§ **EXERCISE AIM**: Report, word for word, every line of the material that contains "below".

>> start ENTRIES SHOWN

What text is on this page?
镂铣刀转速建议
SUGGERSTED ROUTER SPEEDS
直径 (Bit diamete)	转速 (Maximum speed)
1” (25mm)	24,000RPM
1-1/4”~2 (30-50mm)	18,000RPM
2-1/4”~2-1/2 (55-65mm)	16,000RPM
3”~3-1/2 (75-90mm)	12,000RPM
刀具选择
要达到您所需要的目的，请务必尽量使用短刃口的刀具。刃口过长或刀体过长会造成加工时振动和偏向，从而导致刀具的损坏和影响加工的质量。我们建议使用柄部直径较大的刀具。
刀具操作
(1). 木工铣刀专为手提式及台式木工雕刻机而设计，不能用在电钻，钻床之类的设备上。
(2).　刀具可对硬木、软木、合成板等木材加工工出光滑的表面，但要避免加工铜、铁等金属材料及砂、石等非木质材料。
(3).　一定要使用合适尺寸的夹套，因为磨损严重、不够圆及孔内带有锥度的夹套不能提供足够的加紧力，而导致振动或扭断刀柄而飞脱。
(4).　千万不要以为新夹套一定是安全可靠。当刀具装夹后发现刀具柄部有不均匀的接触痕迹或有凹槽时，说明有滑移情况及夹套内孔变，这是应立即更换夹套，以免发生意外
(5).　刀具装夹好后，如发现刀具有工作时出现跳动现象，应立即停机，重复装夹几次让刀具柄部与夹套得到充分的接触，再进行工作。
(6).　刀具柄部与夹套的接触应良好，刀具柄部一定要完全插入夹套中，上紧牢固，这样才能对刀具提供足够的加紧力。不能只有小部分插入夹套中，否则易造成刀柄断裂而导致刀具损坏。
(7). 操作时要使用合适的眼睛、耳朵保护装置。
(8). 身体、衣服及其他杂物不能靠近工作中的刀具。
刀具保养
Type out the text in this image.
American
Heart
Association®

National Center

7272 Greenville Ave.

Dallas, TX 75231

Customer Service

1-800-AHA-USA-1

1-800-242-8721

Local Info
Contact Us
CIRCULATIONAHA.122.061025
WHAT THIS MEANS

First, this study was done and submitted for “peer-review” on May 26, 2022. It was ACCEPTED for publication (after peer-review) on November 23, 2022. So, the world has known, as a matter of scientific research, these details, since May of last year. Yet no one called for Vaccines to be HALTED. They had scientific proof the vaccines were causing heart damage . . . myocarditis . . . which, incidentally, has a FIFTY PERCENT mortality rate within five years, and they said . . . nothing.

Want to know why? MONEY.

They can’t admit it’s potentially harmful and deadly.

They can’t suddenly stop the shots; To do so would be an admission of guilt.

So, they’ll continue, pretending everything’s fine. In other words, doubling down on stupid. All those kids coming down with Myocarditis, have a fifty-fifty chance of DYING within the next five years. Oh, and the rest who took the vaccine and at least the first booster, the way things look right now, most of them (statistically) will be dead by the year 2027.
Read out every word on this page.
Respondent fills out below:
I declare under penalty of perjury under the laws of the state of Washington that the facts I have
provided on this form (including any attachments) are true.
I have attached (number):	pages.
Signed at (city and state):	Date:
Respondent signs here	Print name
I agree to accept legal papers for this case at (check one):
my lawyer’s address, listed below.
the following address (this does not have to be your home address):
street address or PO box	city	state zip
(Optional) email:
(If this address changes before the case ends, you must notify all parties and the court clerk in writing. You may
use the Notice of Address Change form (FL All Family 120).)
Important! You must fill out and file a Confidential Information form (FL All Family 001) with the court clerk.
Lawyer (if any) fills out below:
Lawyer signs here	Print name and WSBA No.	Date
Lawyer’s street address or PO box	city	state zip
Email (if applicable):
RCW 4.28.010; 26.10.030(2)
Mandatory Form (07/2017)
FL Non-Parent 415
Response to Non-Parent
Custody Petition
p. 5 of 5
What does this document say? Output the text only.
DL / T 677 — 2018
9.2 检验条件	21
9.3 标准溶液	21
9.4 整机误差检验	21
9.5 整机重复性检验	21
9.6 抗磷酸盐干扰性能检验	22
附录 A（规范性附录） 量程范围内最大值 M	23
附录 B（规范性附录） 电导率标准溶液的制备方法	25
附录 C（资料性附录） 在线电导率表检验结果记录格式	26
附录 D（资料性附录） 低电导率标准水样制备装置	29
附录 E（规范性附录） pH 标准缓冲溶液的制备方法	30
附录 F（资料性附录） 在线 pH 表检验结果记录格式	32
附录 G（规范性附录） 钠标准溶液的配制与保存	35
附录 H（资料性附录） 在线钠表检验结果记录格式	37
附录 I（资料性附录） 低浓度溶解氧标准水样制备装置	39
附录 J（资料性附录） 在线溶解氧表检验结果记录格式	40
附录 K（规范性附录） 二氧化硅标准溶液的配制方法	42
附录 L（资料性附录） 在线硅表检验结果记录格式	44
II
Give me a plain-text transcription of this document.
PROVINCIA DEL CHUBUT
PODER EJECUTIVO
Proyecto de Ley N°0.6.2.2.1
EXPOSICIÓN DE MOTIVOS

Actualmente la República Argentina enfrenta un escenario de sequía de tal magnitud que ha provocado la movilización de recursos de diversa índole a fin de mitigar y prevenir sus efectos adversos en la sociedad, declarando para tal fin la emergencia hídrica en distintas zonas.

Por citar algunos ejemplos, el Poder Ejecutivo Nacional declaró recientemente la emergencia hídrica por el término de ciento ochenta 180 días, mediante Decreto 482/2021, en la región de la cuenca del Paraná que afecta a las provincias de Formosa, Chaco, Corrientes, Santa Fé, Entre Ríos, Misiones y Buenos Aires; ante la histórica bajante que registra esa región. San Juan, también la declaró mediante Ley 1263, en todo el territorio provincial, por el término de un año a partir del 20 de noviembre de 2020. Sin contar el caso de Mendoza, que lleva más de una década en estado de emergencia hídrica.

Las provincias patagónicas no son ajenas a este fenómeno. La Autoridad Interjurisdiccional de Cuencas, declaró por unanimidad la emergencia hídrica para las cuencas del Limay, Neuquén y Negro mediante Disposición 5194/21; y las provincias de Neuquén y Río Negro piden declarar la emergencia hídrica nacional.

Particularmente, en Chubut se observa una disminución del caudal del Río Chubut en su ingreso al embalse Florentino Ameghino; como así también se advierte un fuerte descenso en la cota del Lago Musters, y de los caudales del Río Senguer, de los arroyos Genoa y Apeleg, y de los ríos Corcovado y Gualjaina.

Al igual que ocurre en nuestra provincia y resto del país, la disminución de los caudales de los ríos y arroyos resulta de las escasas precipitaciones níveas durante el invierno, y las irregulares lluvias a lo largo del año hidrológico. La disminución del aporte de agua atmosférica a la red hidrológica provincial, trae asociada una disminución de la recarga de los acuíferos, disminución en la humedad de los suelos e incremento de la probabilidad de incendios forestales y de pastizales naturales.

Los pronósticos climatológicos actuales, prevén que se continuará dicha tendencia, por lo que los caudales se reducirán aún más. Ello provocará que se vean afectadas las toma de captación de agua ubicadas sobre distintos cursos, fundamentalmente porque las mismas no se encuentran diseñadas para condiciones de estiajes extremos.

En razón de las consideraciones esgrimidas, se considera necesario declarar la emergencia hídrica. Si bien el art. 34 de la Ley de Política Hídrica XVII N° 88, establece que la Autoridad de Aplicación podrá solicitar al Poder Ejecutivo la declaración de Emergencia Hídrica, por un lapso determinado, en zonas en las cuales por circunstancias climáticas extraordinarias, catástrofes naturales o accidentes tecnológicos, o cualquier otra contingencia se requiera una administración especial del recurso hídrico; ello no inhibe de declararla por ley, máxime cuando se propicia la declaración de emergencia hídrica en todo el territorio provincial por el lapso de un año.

>> end ENTRIES SHOWN

§ **EXERCISE SOLUTION**:
Respondent fills out below:
my lawyer’s address, listed below.
Lawyer (if any) fills out below:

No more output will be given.